# [Stored data]

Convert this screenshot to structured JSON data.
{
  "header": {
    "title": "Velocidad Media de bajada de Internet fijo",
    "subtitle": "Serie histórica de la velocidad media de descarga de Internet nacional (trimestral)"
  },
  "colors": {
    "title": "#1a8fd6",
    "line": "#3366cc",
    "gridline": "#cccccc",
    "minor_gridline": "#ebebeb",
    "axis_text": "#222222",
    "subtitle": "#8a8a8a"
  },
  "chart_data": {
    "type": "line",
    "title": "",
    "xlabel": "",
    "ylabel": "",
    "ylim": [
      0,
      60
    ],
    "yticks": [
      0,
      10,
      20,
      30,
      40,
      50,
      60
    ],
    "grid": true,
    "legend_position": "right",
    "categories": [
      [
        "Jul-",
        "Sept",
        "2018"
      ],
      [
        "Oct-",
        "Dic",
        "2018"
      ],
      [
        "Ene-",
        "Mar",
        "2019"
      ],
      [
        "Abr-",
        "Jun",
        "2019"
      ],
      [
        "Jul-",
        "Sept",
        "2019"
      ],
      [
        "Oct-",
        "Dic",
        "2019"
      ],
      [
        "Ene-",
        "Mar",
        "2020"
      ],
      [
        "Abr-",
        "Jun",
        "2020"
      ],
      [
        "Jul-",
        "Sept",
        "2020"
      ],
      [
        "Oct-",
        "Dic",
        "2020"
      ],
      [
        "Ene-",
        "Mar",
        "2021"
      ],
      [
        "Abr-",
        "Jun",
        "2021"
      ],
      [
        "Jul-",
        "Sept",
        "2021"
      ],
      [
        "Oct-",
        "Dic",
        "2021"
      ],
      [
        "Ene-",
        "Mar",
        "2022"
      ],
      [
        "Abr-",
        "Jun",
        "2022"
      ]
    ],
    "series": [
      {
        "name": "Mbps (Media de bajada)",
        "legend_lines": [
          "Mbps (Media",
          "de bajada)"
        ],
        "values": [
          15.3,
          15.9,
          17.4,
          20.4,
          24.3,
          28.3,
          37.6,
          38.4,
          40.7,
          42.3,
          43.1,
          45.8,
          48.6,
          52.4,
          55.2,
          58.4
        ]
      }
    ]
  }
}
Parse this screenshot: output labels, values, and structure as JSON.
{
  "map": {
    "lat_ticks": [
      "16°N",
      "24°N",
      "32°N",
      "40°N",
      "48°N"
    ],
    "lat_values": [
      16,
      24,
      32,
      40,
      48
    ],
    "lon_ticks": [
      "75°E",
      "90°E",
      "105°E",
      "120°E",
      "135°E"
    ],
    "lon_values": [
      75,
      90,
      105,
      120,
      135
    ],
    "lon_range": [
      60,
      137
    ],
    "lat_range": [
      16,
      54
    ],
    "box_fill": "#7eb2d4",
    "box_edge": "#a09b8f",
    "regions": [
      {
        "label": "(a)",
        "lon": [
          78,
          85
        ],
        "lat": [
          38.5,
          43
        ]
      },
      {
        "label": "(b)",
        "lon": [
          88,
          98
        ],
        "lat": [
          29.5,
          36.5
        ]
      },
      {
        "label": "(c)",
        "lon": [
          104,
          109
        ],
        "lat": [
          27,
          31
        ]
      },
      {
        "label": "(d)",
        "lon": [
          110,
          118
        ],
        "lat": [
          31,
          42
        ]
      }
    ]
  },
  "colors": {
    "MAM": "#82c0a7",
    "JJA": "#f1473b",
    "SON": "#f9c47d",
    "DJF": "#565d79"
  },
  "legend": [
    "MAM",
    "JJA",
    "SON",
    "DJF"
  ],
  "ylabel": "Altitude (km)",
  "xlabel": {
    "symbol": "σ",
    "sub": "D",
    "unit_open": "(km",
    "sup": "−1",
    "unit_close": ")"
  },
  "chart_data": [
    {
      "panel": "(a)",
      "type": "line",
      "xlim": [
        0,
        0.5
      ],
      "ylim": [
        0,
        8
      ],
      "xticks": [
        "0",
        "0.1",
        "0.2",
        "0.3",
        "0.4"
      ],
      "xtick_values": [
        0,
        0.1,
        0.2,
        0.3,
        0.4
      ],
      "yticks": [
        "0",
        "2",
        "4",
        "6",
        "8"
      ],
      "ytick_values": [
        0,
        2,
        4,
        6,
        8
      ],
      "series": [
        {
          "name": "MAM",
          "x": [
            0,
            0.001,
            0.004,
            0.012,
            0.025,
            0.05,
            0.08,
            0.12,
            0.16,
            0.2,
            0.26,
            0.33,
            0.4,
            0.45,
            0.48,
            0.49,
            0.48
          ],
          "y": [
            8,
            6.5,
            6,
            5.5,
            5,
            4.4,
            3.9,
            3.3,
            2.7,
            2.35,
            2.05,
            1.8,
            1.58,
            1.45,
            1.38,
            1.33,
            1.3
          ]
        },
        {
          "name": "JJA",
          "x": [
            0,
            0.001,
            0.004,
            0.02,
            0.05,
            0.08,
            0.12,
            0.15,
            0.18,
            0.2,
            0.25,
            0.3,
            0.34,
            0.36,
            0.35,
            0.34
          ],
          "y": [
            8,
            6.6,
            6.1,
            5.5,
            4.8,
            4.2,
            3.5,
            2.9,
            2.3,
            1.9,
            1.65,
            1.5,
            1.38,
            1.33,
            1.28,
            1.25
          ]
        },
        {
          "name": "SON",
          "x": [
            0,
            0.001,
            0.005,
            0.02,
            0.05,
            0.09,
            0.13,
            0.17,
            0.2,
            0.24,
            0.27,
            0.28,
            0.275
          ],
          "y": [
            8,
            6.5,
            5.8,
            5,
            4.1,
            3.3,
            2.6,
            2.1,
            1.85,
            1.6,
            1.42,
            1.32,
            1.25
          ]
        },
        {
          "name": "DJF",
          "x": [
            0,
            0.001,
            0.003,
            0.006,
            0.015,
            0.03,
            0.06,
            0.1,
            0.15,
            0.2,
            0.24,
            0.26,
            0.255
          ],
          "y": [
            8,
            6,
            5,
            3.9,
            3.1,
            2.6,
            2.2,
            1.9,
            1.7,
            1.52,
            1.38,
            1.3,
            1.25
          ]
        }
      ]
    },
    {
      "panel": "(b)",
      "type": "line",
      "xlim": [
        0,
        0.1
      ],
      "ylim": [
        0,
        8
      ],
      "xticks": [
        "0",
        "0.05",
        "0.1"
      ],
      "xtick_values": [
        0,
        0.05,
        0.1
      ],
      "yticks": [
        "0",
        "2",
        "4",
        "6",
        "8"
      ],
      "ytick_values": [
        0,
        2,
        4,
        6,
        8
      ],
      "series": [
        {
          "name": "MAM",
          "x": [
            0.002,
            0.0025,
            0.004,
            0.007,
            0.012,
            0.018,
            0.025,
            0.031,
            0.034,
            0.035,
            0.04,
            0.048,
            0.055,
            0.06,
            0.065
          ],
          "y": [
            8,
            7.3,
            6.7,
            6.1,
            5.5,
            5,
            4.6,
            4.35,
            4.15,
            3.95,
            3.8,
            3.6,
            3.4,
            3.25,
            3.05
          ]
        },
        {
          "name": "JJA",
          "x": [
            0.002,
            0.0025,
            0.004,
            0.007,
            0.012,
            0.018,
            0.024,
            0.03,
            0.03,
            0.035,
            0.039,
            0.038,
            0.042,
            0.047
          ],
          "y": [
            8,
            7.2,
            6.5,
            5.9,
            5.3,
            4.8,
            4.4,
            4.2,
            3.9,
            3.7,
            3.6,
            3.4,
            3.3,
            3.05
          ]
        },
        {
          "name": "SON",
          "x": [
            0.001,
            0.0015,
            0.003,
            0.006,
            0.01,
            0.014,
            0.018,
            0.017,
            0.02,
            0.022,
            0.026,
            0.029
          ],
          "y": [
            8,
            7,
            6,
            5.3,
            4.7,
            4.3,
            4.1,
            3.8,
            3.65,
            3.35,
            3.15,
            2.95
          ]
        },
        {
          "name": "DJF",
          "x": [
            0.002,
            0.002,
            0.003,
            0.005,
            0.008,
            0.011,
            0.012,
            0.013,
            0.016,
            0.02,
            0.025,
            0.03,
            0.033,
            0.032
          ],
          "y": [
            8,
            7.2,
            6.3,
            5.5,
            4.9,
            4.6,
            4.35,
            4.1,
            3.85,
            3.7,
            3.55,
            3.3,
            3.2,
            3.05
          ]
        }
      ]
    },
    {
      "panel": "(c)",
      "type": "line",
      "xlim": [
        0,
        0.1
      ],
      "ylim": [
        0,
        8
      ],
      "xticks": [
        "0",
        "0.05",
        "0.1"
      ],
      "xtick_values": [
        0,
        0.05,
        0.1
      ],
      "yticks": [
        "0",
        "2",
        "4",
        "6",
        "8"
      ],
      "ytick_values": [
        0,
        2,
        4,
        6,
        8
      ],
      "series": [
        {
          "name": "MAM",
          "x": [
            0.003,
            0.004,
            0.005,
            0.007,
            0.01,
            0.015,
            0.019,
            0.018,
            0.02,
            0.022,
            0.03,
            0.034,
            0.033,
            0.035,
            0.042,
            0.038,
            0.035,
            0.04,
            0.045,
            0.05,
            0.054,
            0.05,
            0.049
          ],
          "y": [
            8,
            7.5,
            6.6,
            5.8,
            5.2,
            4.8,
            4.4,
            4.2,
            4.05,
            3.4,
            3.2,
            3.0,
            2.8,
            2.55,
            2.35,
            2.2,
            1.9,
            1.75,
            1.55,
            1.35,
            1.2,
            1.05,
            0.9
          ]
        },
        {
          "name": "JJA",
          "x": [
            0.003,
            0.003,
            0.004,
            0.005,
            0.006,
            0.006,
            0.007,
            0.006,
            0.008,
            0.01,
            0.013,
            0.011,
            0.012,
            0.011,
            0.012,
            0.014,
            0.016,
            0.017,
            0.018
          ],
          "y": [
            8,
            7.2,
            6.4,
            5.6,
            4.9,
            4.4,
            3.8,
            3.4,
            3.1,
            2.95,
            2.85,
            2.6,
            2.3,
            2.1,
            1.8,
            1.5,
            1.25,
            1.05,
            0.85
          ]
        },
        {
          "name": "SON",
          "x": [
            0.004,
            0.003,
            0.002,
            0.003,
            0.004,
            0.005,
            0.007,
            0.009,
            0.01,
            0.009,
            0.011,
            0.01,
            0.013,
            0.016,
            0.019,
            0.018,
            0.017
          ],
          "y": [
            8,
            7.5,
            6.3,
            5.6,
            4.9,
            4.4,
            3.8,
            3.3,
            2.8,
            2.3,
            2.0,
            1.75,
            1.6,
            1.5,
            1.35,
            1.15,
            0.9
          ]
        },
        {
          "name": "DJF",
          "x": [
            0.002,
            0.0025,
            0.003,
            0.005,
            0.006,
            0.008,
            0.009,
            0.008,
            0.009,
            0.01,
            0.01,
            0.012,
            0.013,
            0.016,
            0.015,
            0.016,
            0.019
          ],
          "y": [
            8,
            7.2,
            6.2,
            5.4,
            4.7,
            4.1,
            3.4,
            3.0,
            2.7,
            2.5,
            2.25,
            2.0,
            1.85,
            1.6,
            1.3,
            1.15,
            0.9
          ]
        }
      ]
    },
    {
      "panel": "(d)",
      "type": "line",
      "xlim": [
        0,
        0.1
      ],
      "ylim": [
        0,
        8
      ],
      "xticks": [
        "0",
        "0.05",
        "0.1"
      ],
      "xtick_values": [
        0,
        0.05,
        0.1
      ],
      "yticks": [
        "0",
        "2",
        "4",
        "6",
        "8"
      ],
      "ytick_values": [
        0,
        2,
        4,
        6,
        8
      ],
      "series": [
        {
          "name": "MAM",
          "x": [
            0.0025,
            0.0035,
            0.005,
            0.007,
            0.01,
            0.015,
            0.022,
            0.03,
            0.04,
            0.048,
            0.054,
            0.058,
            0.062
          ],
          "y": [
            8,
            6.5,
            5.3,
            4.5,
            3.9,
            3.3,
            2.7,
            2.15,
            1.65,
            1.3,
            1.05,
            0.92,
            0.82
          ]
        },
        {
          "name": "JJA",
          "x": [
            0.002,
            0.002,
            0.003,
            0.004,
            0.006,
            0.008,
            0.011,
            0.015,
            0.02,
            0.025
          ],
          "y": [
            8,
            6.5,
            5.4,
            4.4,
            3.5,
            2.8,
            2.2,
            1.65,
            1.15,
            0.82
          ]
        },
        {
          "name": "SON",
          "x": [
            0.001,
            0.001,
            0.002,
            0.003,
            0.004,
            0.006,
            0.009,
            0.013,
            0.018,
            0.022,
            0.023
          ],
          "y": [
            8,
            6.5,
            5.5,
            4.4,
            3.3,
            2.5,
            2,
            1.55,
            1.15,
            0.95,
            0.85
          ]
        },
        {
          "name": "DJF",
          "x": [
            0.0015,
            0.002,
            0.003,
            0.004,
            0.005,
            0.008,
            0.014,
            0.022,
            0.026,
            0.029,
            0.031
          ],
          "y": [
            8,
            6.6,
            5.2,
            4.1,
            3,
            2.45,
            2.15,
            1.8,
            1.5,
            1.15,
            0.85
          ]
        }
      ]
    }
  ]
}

# [Exercise task]
Identify the lines of the data that contain the word "Internet". Copy each of them.

# [Written response]
    "title": "Velocidad Media de bajada de Internet fijo",
    "subtitle": "Serie histórica de la velocidad media de descarga de Internet nacional (trimestral)"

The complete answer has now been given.